[Start]

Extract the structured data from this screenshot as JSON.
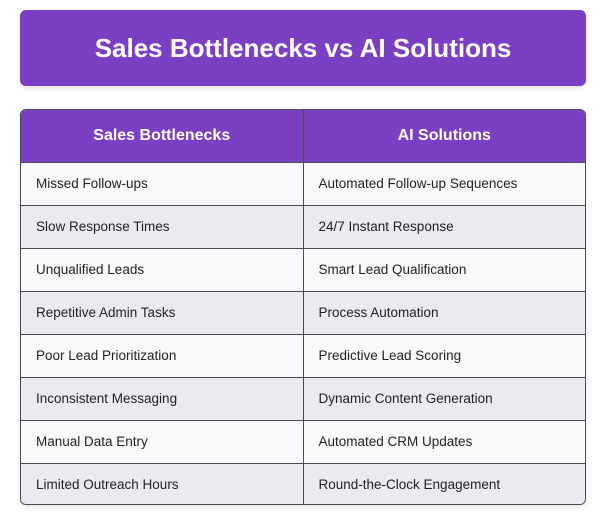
{
  "title": "Sales Bottlenecks vs AI Solutions",
  "table": {
    "headers": [
      "Sales Bottlenecks",
      "AI Solutions"
    ],
    "rows": [
      [
        "Missed Follow-ups",
        "Automated Follow-up Sequences"
      ],
      [
        "Slow Response Times",
        "24/7 Instant Response"
      ],
      [
        "Unqualified Leads",
        "Smart Lead Qualification"
      ],
      [
        "Repetitive Admin Tasks",
        "Process Automation"
      ],
      [
        "Poor Lead Prioritization",
        "Predictive Lead Scoring"
      ],
      [
        "Inconsistent Messaging",
        "Dynamic Content Generation"
      ],
      [
        "Manual Data Entry",
        "Automated CRM Updates"
      ],
      [
        "Limited Outreach Hours",
        "Round-the-Clock Engagement"
      ]
    ]
  },
  "colors": {
    "accent": "#7b3fc4",
    "row_light": "#f8f9fb",
    "row_dark": "#e9ebef",
    "border": "#4a4a52"
  }
}
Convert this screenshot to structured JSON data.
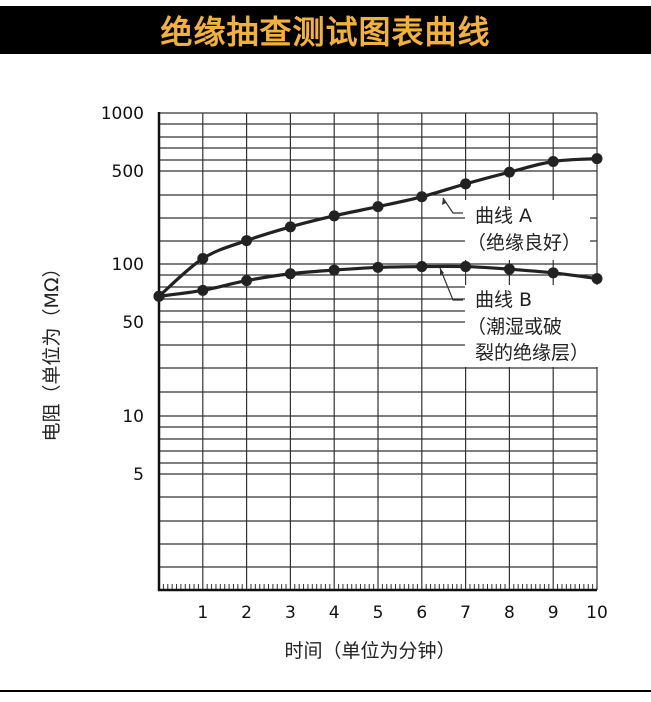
{
  "title": "绝缘抽查测试图表曲线",
  "colors": {
    "title_bar": "#000000",
    "title_text": "#f2b13a",
    "curve": "#222222",
    "grid": "#333333"
  },
  "chart_data": {
    "type": "line",
    "title": "绝缘抽查测试图表曲线",
    "xlabel": "时间（单位为分钟）",
    "ylabel": "电阻（单位为（MΩ）",
    "xlim": [
      0,
      10
    ],
    "ylim": [
      0.7,
      1000
    ],
    "yscale": "log",
    "grid": true,
    "x": [
      0,
      1,
      2,
      3,
      4,
      5,
      6,
      7,
      8,
      9,
      10
    ],
    "x_ticks": [
      "1",
      "2",
      "3",
      "4",
      "5",
      "6",
      "7",
      "8",
      "9",
      "10"
    ],
    "y_ticks": [
      {
        "value": 1000,
        "label": "1000"
      },
      {
        "value": 500,
        "label": "500"
      },
      {
        "value": 100,
        "label": "100"
      },
      {
        "value": 50,
        "label": "50"
      },
      {
        "value": 10,
        "label": "10"
      },
      {
        "value": 5,
        "label": "5"
      }
    ],
    "series": [
      {
        "name": "曲线 A",
        "note": "（绝缘良好）",
        "values": [
          68,
          110,
          150,
          190,
          230,
          270,
          320,
          400,
          490,
          560,
          580
        ]
      },
      {
        "name": "曲线 B",
        "note_line1": "（潮湿或破",
        "note_line2": "裂的绝缘层）",
        "values": [
          68,
          73,
          82,
          89,
          93,
          96,
          97,
          97,
          94,
          90,
          84
        ]
      }
    ]
  }
}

[End]

**DIRECTIONS**
Of the lines above, how many include the word "Follow"? Reply with the number alone.

**RESPONSE TO THIS TASK**
2